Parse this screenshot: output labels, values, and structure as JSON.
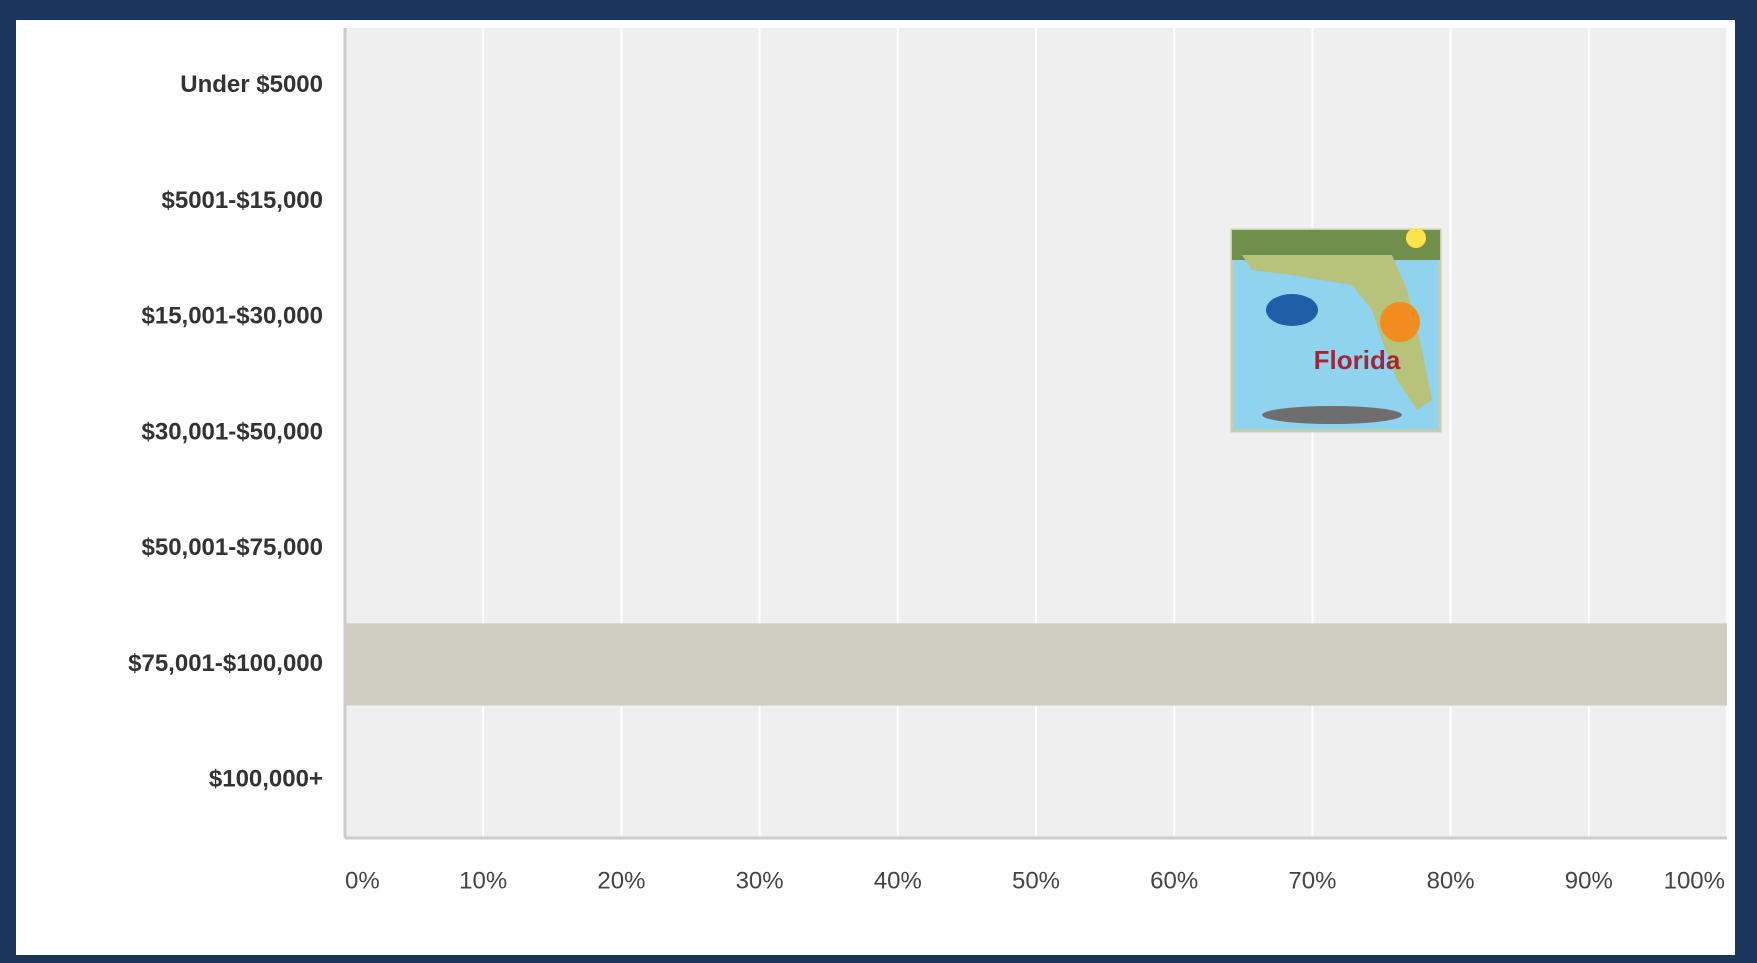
{
  "chart_data": {
    "type": "hbar",
    "categories": [
      "Under $5000",
      "$5001-$15,000",
      "$15,001-$30,000",
      "$30,001-$50,000",
      "$50,001-$75,000",
      "$75,001-$100,000",
      "$100,000+"
    ],
    "values": [
      0,
      0,
      0,
      0,
      0,
      100,
      0
    ],
    "color": "#cfcdc0",
    "xlim": [
      0,
      100
    ],
    "xticks": [
      {
        "value": 0,
        "label": "0%"
      },
      {
        "value": 10,
        "label": "10%"
      },
      {
        "value": 20,
        "label": "20%"
      },
      {
        "value": 30,
        "label": "30%"
      },
      {
        "value": 40,
        "label": "40%"
      },
      {
        "value": 50,
        "label": "50%"
      },
      {
        "value": 60,
        "label": "60%"
      },
      {
        "value": 70,
        "label": "70%"
      },
      {
        "value": 80,
        "label": "80%"
      },
      {
        "value": 90,
        "label": "90%"
      },
      {
        "value": 100,
        "label": "100%"
      }
    ],
    "grid": true,
    "annotations": [
      {
        "text": "Florida"
      }
    ]
  }
}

=======

Extract the entries in full, exactly as they are, minus the pictures.

Parse this screenshot: output labels, values, and structure as JSON.
{
  "chart_data": {
    "type": "hbar",
    "categories": [
      "Under $5000",
      "$5001-$15,000",
      "$15,001-$30,000",
      "$30,001-$50,000",
      "$50,001-$75,000",
      "$75,001-$100,000",
      "$100,000+"
    ],
    "values": [
      0,
      0,
      0,
      0,
      0,
      100,
      0
    ],
    "color": "#cfcdc0",
    "xlim": [
      0,
      100
    ],
    "xticks": [
      {
        "value": 0,
        "label": "0%"
      },
      {
        "value": 10,
        "label": "10%"
      },
      {
        "value": 20,
        "label": "20%"
      },
      {
        "value": 30,
        "label": "30%"
      },
      {
        "value": 40,
        "label": "40%"
      },
      {
        "value": 50,
        "label": "50%"
      },
      {
        "value": 60,
        "label": "60%"
      },
      {
        "value": 70,
        "label": "70%"
      },
      {
        "value": 80,
        "label": "80%"
      },
      {
        "value": 90,
        "label": "90%"
      },
      {
        "value": 100,
        "label": "100%"
      }
    ],
    "grid": true,
    "annotations": [
      {
        "text": "Florida"
      }
    ]
  }
}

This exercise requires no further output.